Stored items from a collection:
===============
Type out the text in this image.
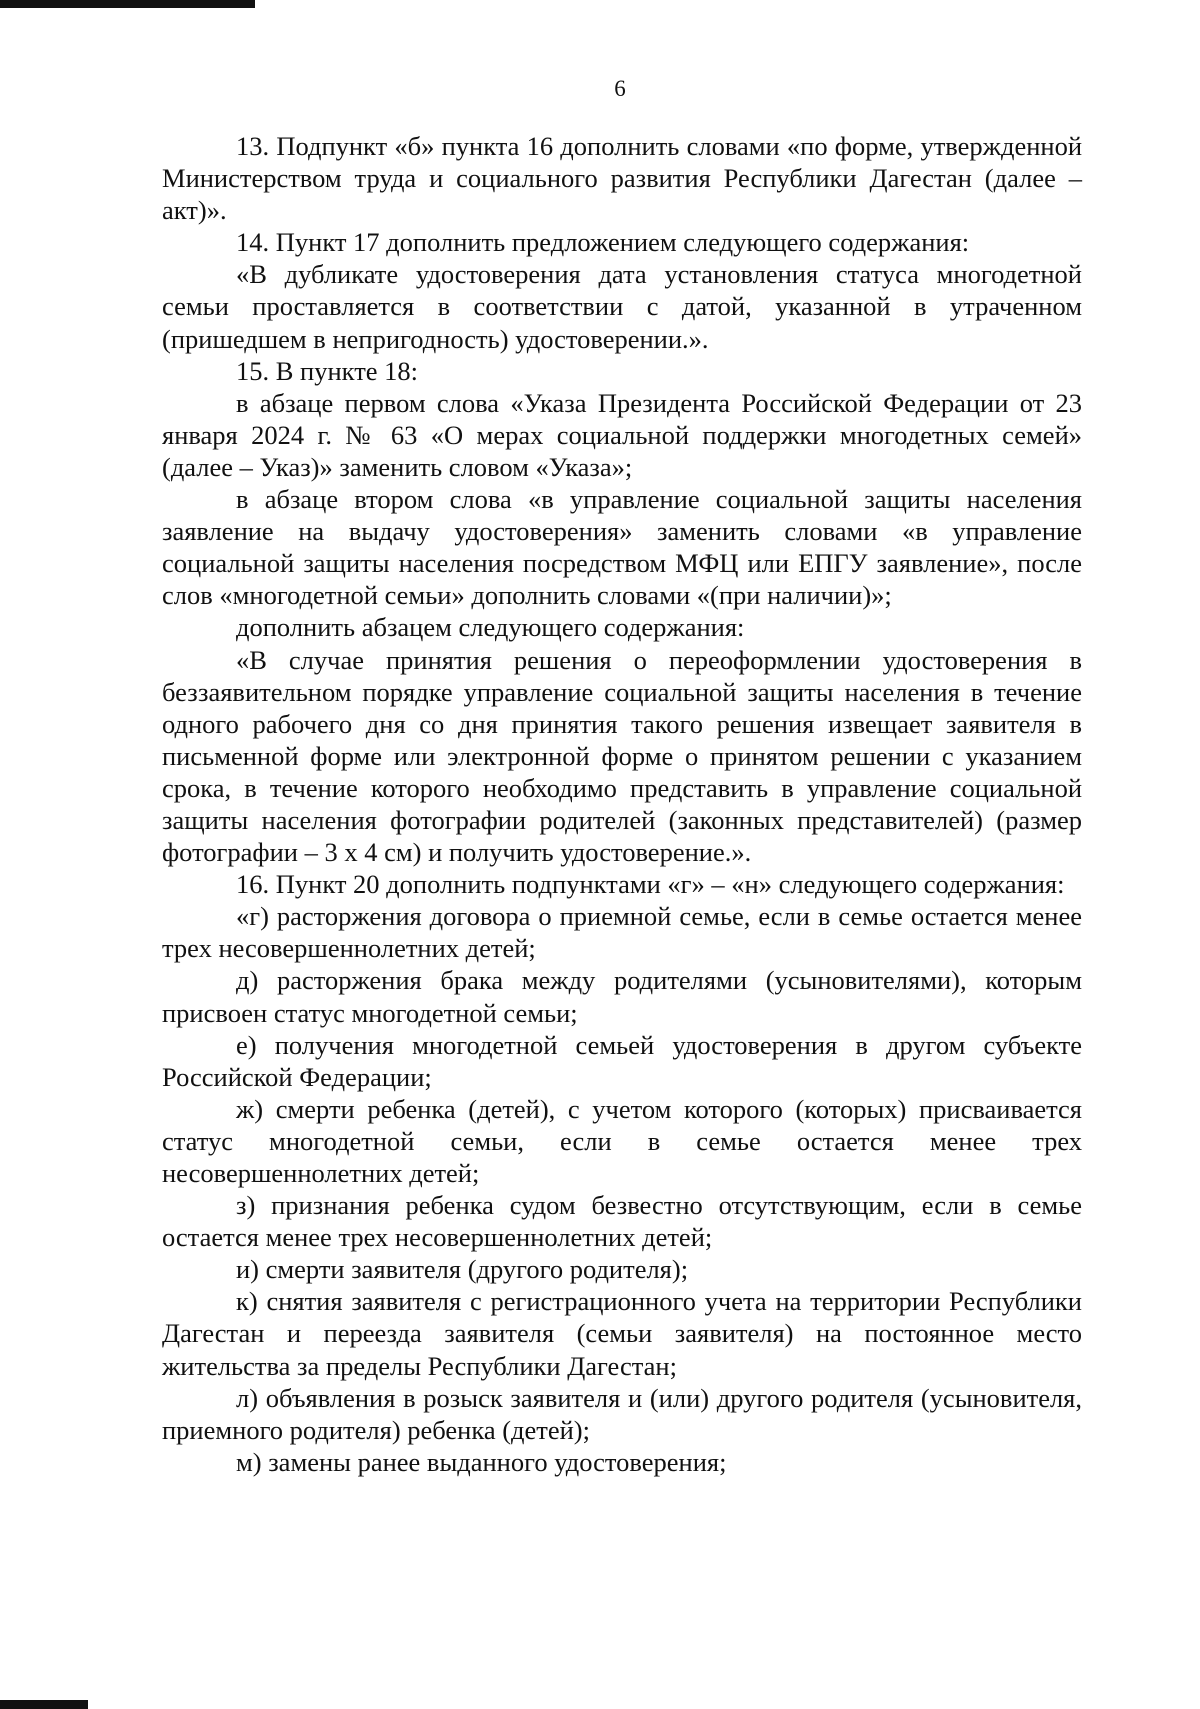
6

13. Подпункт «б» пункта 16 дополнить словами «по форме, утвержденной Министерством труда и социального развития Республики Дагестан (далее – акт)».

14. Пункт 17 дополнить предложением следующего содержания:

«В дубликате удостоверения дата установления статуса многодетной семьи проставляется в соответствии с датой, указанной в утраченном (пришедшем в непригодность) удостоверении.».

15. В пункте 18:

в абзаце первом слова «Указа Президента Российской Федерации от 23 января 2024 г. № 63 «О мерах социальной поддержки многодетных семей» (далее – Указ)» заменить словом «Указа»;

в абзаце втором слова «в управление социальной защиты населения заявление на выдачу удостоверения» заменить словами «в управление социальной защиты населения посредством МФЦ или ЕПГУ заявление», после слов «многодетной семьи» дополнить словами «(при наличии)»;

дополнить абзацем следующего содержания:

«В случае принятия решения о переоформлении удостоверения в беззаявительном порядке управление социальной защиты населения в течение одного рабочего дня со дня принятия такого решения извещает заявителя в письменной форме или электронной форме о принятом решении с указанием срока, в течение которого необходимо представить в управление социальной защиты населения фотографии родителей (законных представителей) (размер фотографии – 3 х 4 см) и получить удостоверение.».

16. Пункт 20 дополнить подпунктами «г» – «н» следующего содержания:

«г) расторжения договора о приемной семье, если в семье остается менее трех несовершеннолетних детей;

д) расторжения брака между родителями (усыновителями), которым присвоен статус многодетной семьи;

е) получения многодетной семьей удостоверения в другом субъекте Российской Федерации;

ж) смерти ребенка (детей), с учетом которого (которых) присваивается статус многодетной семьи, если в семье остается менее трех несовершеннолетних детей;

з) признания ребенка судом безвестно отсутствующим, если в семье остается менее трех несовершеннолетних детей;

и) смерти заявителя (другого родителя);

к) снятия заявителя с регистрационного учета на территории Республики Дагестан и переезда заявителя (семьи заявителя) на постоянное место жительства за пределы Республики Дагестан;

л) объявления в розыск заявителя и (или) другого родителя (усыновителя, приемного родителя) ребенка (детей);

м) замены ранее выданного удостоверения;
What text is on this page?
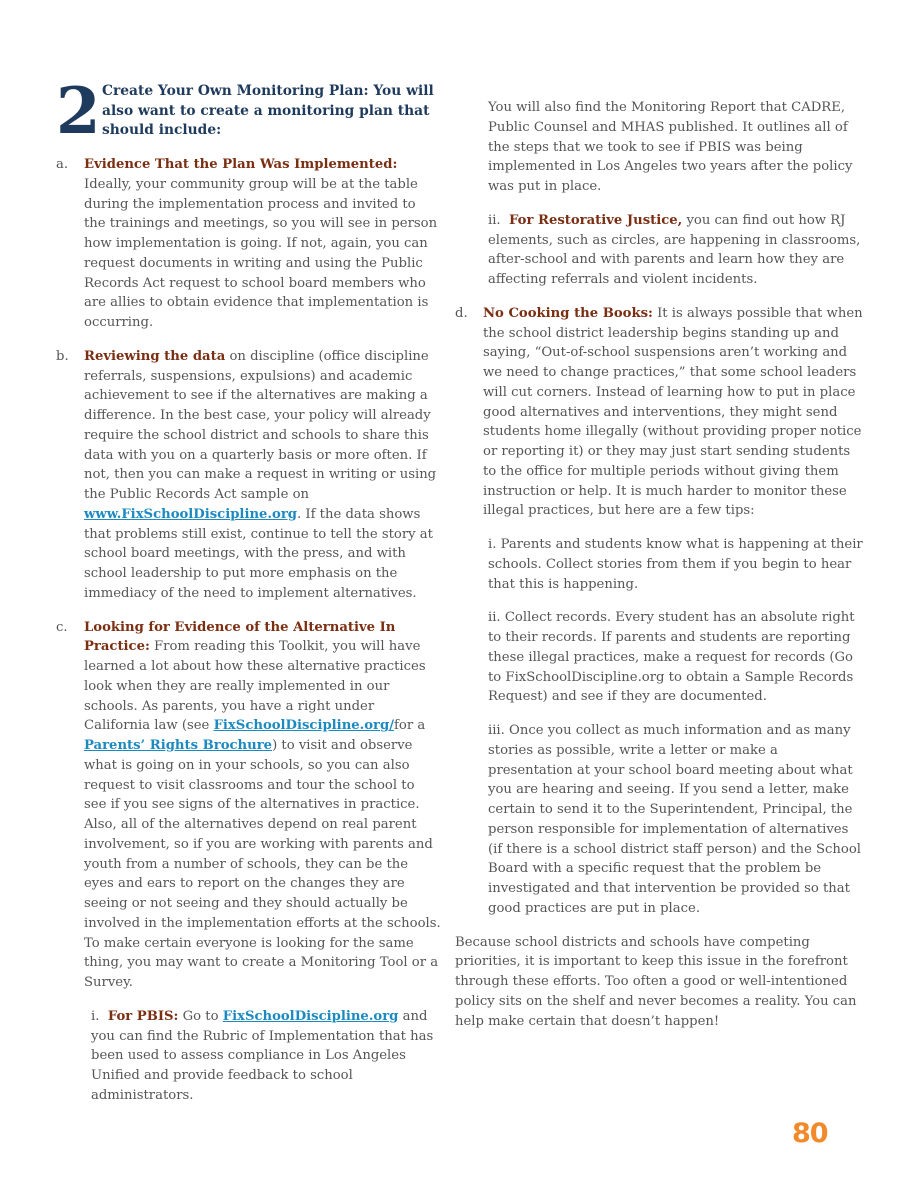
2 Create Your Own Monitoring Plan: You will also want to create a monitoring plan that should include:
a. Evidence That the Plan Was Implemented:
Ideally, your community group will be at the table during the implementation process and invited to the trainings and meetings, so you will see in person how implementation is going. If not, again, you can request documents in writing and using the Public Records Act request to school board members who are allies to obtain evidence that implementation is occurring.
b. Reviewing the data on discipline (office discipline referrals, suspensions, expulsions) and academic achievement to see if the alternatives are making a difference. In the best case, your policy will already require the school district and schools to share this data with you on a quarterly basis or more often. If not, then you can make a request in writing or using the Public Records Act sample on www.FixSchoolDiscipline.org. If the data shows that problems still exist, continue to tell the story at school board meetings, with the press, and with school leadership to put more emphasis on the immediacy of the need to implement alternatives.
c. Looking for Evidence of the Alternative In Practice: From reading this Toolkit, you will have learned a lot about how these alternative practices look when they are really implemented in our schools. As parents, you have a right under California law (see FixSchoolDiscipline.org/for a Parents’ Rights Brochure) to visit and observe what is going on in your schools, so you can also request to visit classrooms and tour the school to see if you see signs of the alternatives in practice. Also, all of the alternatives depend on real parent involvement, so if you are working with parents and youth from a number of schools, they can be the eyes and ears to report on the changes they are seeing or not seeing and they should actually be involved in the implementation efforts at the schools. To make certain everyone is looking for the same thing, you may want to create a Monitoring Tool or a Survey.
i. For PBIS: Go to FixSchoolDiscipline.org and you can find the Rubric of Implementation that has been used to assess compliance in Los Angeles Unified and provide feedback to school administrators.

You will also find the Monitoring Report that CADRE, Public Counsel and MHAS published. It outlines all of the steps that we took to see if PBIS was being implemented in Los Angeles two years after the policy was put in place.

ii. For Restorative Justice, you can find out how RJ elements, such as circles, are happening in classrooms, after-school and with parents and learn how they are affecting referrals and violent incidents.
d. No Cooking the Books: It is always possible that when the school district leadership begins standing up and saying, “Out-of-school suspensions aren’t working and we need to change practices,” that some school leaders will cut corners. Instead of learning how to put in place good alternatives and interventions, they might send students home illegally (without providing proper notice or reporting it) or they may just start sending students to the office for multiple periods without giving them instruction or help. It is much harder to monitor these illegal practices, but here are a few tips:

i. Parents and students know what is happening at their schools. Collect stories from them if you begin to hear that this is happening.

ii. Collect records. Every student has an absolute right to their records. If parents and students are reporting these illegal practices, make a request for records (Go to FixSchoolDiscipline.org to obtain a Sample Records Request) and see if they are documented.

iii. Once you collect as much information and as many stories as possible, write a letter or make a presentation at your school board meeting about what you are hearing and seeing. If you send a letter, make certain to send it to the Superintendent, Principal, the person responsible for implementation of alternatives (if there is a school district staff person) and the School Board with a specific request that the problem be investigated and that intervention be provided so that good practices are put in place.

Because school districts and schools have competing priorities, it is important to keep this issue in the forefront through these efforts. Too often a good or well-intentioned policy sits on the shelf and never becomes a reality. You can help make certain that doesn’t happen!

80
===============
### TASK STATEMENT
Return the listing above word for word, with the pictures removed.

### WRITTEN RESPONSE
Type out the text in this image.
6

13. Подпункт «б» пункта 16 дополнить словами «по форме, утвержденной Министерством труда и социального развития Республики Дагестан (далее – акт)».

14. Пункт 17 дополнить предложением следующего содержания:

«В дубликате удостоверения дата установления статуса многодетной семьи проставляется в соответствии с датой, указанной в утраченном (пришедшем в непригодность) удостоверении.».

15. В пункте 18:

в абзаце первом слова «Указа Президента Российской Федерации от 23 января 2024 г. № 63 «О мерах социальной поддержки многодетных семей» (далее – Указ)» заменить словом «Указа»;

в абзаце втором слова «в управление социальной защиты населения заявление на выдачу удостоверения» заменить словами «в управление социальной защиты населения посредством МФЦ или ЕПГУ заявление», после слов «многодетной семьи» дополнить словами «(при наличии)»;

дополнить абзацем следующего содержания:

«В случае принятия решения о переоформлении удостоверения в беззаявительном порядке управление социальной защиты населения в течение одного рабочего дня со дня принятия такого решения извещает заявителя в письменной форме или электронной форме о принятом решении с указанием срока, в течение которого необходимо представить в управление социальной защиты населения фотографии родителей (законных представителей) (размер фотографии – 3 х 4 см) и получить удостоверение.».

16. Пункт 20 дополнить подпунктами «г» – «н» следующего содержания:

«г) расторжения договора о приемной семье, если в семье остается менее трех несовершеннолетних детей;

д) расторжения брака между родителями (усыновителями), которым присвоен статус многодетной семьи;

е) получения многодетной семьей удостоверения в другом субъекте Российской Федерации;

ж) смерти ребенка (детей), с учетом которого (которых) присваивается статус многодетной семьи, если в семье остается менее трех несовершеннолетних детей;

з) признания ребенка судом безвестно отсутствующим, если в семье остается менее трех несовершеннолетних детей;

и) смерти заявителя (другого родителя);

к) снятия заявителя с регистрационного учета на территории Республики Дагестан и переезда заявителя (семьи заявителя) на постоянное место жительства за пределы Республики Дагестан;

л) объявления в розыск заявителя и (или) другого родителя (усыновителя, приемного родителя) ребенка (детей);

м) замены ранее выданного удостоверения;
What text is on this page?
2 Create Your Own Monitoring Plan: You will also want to create a monitoring plan that should include:
a. Evidence That the Plan Was Implemented:
Ideally, your community group will be at the table during the implementation process and invited to the trainings and meetings, so you will see in person how implementation is going. If not, again, you can request documents in writing and using the Public Records Act request to school board members who are allies to obtain evidence that implementation is occurring.
b. Reviewing the data on discipline (office discipline referrals, suspensions, expulsions) and academic achievement to see if the alternatives are making a difference. In the best case, your policy will already require the school district and schools to share this data with you on a quarterly basis or more often. If not, then you can make a request in writing or using the Public Records Act sample on www.FixSchoolDiscipline.org. If the data shows that problems still exist, continue to tell the story at school board meetings, with the press, and with school leadership to put more emphasis on the immediacy of the need to implement alternatives.
c. Looking for Evidence of the Alternative In Practice: From reading this Toolkit, you will have learned a lot about how these alternative practices look when they are really implemented in our schools. As parents, you have a right under California law (see FixSchoolDiscipline.org/for a Parents’ Rights Brochure) to visit and observe what is going on in your schools, so you can also request to visit classrooms and tour the school to see if you see signs of the alternatives in practice. Also, all of the alternatives depend on real parent involvement, so if you are working with parents and youth from a number of schools, they can be the eyes and ears to report on the changes they are seeing or not seeing and they should actually be involved in the implementation efforts at the schools. To make certain everyone is looking for the same thing, you may want to create a Monitoring Tool or a Survey.
i. For PBIS: Go to FixSchoolDiscipline.org and you can find the Rubric of Implementation that has been used to assess compliance in Los Angeles Unified and provide feedback to school administrators.

You will also find the Monitoring Report that CADRE, Public Counsel and MHAS published. It outlines all of the steps that we took to see if PBIS was being implemented in Los Angeles two years after the policy was put in place.

ii. For Restorative Justice, you can find out how RJ elements, such as circles, are happening in classrooms, after-school and with parents and learn how they are affecting referrals and violent incidents.
d. No Cooking the Books: It is always possible that when the school district leadership begins standing up and saying, “Out-of-school suspensions aren’t working and we need to change practices,” that some school leaders will cut corners. Instead of learning how to put in place good alternatives and interventions, they might send students home illegally (without providing proper notice or reporting it) or they may just start sending students to the office for multiple periods without giving them instruction or help. It is much harder to monitor these illegal practices, but here are a few tips:

i. Parents and students know what is happening at their schools. Collect stories from them if you begin to hear that this is happening.

ii. Collect records. Every student has an absolute right to their records. If parents and students are reporting these illegal practices, make a request for records (Go to FixSchoolDiscipline.org to obtain a Sample Records Request) and see if they are documented.

iii. Once you collect as much information and as many stories as possible, write a letter or make a presentation at your school board meeting about what you are hearing and seeing. If you send a letter, make certain to send it to the Superintendent, Principal, the person responsible for implementation of alternatives (if there is a school district staff person) and the School Board with a specific request that the problem be investigated and that intervention be provided so that good practices are put in place.

Because school districts and schools have competing priorities, it is important to keep this issue in the forefront through these efforts. Too often a good or well-intentioned policy sits on the shelf and never becomes a reality. You can help make certain that doesn’t happen!

80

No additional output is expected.